__Direction__: Return each line of the data below exactly, omitting any pictures.

+++ Data rows

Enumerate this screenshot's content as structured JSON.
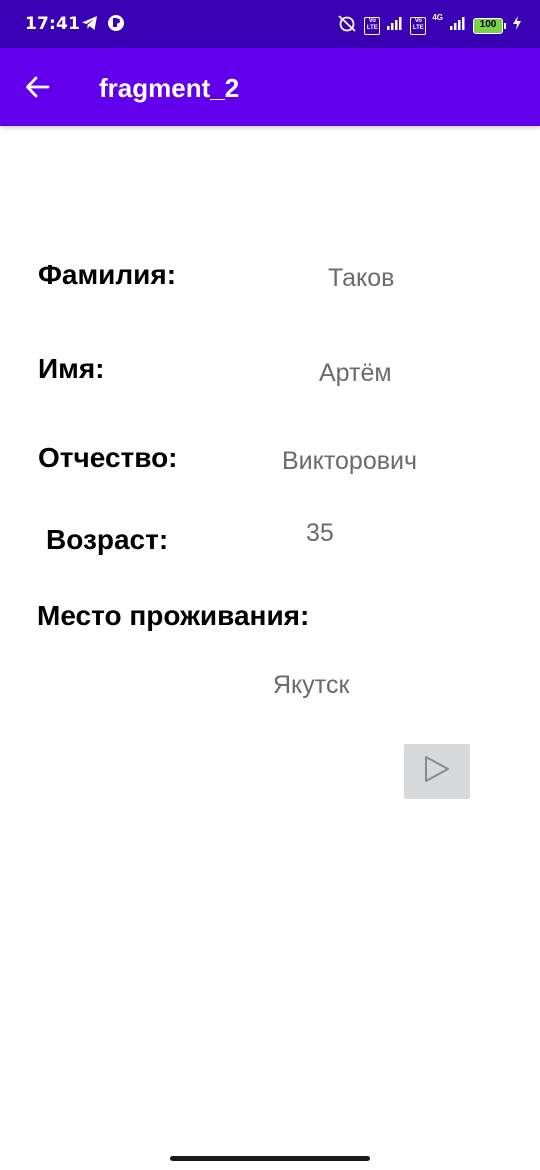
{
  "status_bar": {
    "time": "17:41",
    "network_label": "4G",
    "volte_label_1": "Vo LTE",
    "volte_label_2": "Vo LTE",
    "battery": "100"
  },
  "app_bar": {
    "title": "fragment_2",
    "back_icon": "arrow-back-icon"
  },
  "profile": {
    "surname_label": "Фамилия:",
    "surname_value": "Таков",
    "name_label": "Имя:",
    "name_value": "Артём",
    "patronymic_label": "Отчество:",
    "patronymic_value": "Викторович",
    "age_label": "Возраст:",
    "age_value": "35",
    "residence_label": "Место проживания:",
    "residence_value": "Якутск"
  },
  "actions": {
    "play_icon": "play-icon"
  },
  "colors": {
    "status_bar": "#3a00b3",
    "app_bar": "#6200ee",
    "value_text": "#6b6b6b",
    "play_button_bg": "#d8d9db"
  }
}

++++++

__Response to the task__:
Enumerate this screenshot's content as structured JSON.
{
  "status_bar": {
    "time": "17:41",
    "network_label": "4G",
    "volte_label_1": "Vo LTE",
    "volte_label_2": "Vo LTE",
    "battery": "100"
  },
  "app_bar": {
    "title": "fragment_2",
    "back_icon": "arrow-back-icon"
  },
  "profile": {
    "surname_label": "Фамилия:",
    "surname_value": "Таков",
    "name_label": "Имя:",
    "name_value": "Артём",
    "patronymic_label": "Отчество:",
    "patronymic_value": "Викторович",
    "age_label": "Возраст:",
    "age_value": "35",
    "residence_label": "Место проживания:",
    "residence_value": "Якутск"
  },
  "actions": {
    "play_icon": "play-icon"
  },
  "colors": {
    "status_bar": "#3a00b3",
    "app_bar": "#6200ee",
    "value_text": "#6b6b6b",
    "play_button_bg": "#d8d9db"
  }
}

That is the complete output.